> [THE PROBLEM]:
Tally the lines that hold the string "text", and reply with the count alone.
────────────────
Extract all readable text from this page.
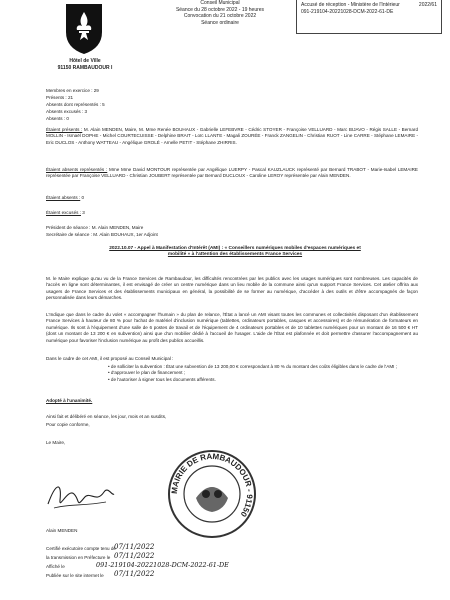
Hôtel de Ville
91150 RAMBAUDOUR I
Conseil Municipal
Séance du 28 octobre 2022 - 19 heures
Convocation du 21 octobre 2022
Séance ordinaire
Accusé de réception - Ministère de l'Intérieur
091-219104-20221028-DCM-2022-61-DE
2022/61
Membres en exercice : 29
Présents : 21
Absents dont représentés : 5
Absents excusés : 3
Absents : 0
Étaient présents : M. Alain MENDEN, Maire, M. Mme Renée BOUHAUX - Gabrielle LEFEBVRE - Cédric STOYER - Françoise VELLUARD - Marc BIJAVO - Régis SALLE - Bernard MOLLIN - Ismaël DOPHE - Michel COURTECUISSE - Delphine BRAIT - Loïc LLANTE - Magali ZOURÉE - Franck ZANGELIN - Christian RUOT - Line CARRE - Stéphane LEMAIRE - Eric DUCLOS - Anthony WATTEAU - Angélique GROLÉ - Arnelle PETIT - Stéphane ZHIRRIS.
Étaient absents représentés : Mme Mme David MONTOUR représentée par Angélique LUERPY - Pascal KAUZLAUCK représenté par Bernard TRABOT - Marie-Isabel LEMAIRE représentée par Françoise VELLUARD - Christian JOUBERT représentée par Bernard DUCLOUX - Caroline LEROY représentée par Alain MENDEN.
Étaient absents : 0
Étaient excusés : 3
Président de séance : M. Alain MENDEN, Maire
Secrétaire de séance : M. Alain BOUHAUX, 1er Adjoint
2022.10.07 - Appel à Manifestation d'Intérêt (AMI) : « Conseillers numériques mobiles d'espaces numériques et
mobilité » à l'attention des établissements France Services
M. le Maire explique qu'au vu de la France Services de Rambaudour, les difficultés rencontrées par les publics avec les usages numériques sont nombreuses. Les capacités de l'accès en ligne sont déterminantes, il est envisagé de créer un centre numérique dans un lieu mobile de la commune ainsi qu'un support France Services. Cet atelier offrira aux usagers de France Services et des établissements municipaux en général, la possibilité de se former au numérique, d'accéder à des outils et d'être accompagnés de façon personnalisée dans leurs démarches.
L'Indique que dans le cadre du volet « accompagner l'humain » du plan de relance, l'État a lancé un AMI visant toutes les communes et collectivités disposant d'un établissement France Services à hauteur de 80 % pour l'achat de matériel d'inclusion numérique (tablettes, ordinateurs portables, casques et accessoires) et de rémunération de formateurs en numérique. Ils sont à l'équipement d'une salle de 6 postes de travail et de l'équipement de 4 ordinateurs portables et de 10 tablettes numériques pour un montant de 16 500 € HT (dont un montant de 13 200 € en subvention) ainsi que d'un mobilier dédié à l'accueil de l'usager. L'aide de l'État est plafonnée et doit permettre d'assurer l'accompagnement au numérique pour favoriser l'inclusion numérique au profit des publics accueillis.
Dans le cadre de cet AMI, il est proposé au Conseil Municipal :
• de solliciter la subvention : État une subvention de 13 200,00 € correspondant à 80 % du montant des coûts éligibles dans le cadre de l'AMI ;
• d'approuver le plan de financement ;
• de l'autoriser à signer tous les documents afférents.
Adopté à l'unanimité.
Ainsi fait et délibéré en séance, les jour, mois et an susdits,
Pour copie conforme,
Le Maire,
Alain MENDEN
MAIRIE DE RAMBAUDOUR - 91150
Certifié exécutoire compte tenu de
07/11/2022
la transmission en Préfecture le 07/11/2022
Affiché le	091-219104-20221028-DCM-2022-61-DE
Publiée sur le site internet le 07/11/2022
────────────────
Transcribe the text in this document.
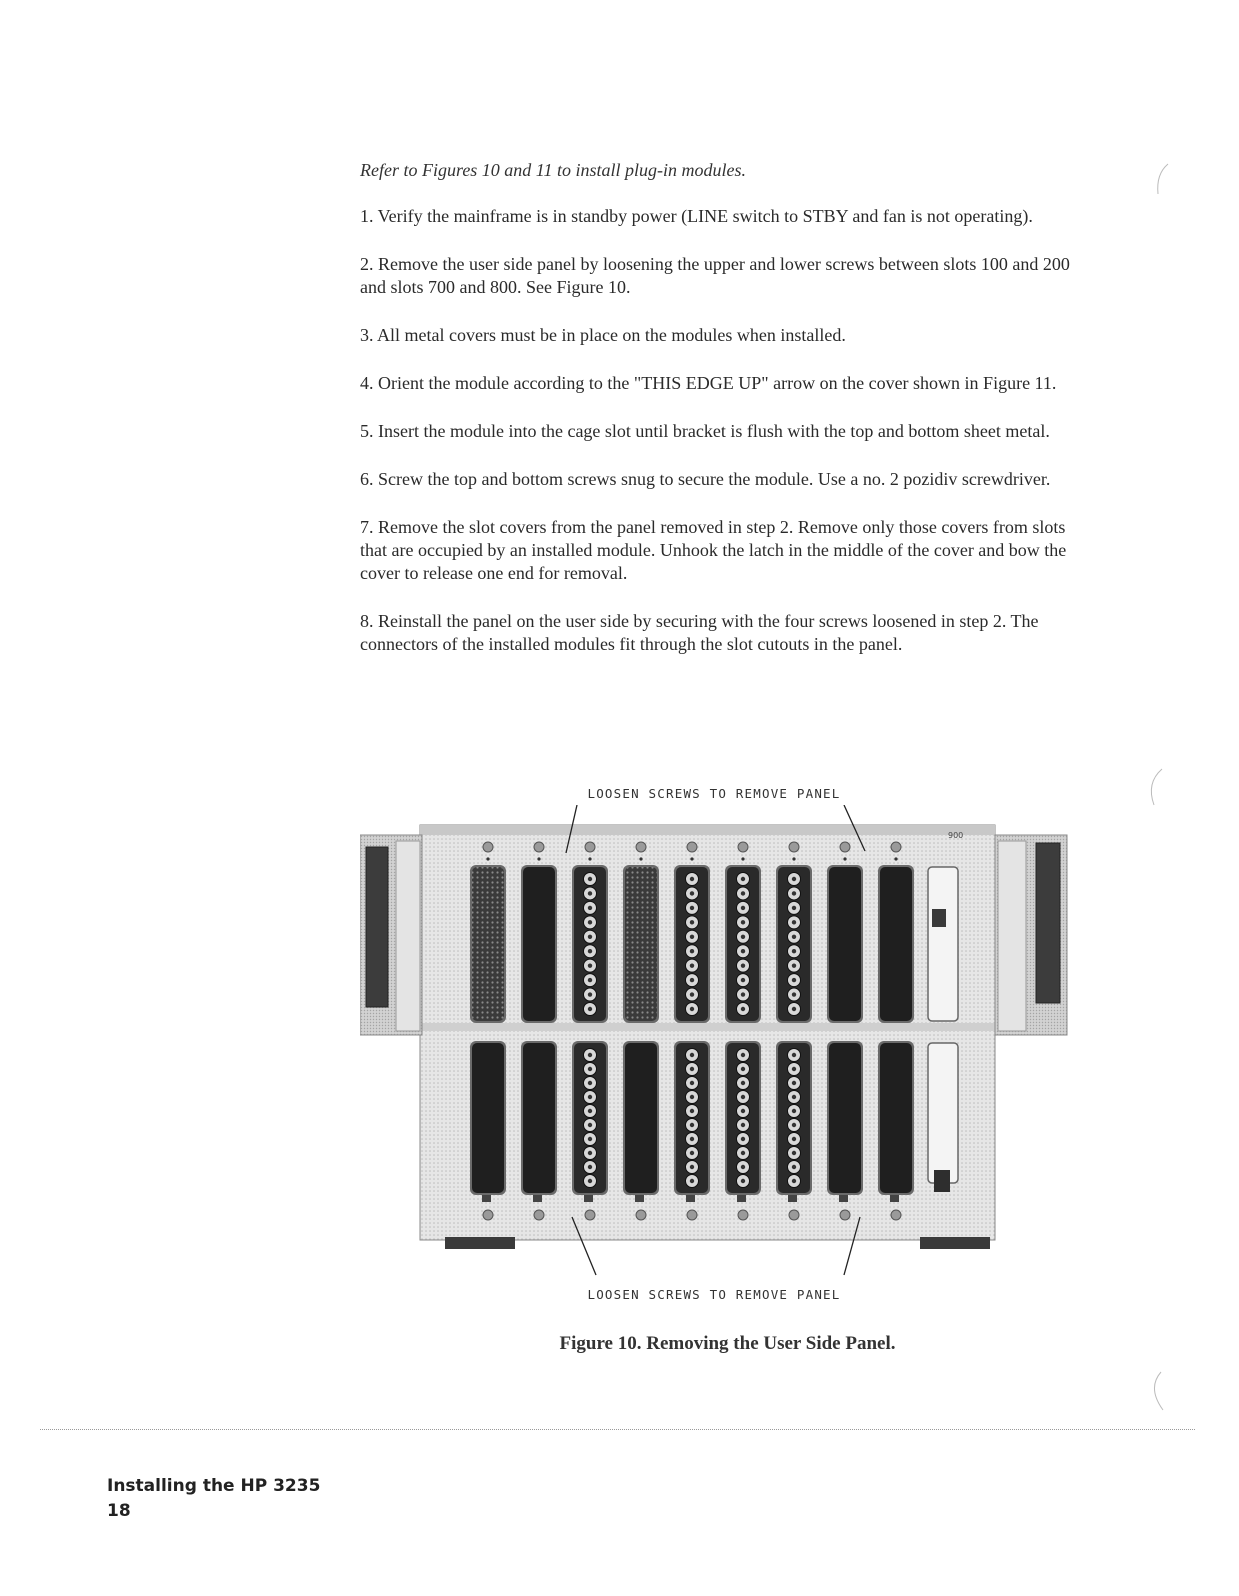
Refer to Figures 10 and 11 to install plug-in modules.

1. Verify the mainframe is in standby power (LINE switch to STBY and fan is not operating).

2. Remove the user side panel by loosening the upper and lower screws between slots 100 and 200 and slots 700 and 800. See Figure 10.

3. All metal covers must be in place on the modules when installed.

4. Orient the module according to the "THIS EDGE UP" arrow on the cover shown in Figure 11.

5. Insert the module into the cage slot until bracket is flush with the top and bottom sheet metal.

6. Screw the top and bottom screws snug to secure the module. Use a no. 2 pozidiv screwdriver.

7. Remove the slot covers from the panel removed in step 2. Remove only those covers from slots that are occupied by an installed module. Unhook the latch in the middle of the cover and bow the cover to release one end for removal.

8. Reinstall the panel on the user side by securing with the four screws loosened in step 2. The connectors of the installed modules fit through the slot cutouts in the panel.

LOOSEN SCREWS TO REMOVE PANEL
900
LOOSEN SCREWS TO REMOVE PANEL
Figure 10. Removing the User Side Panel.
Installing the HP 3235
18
────────────────
> [SOLUTION]:
2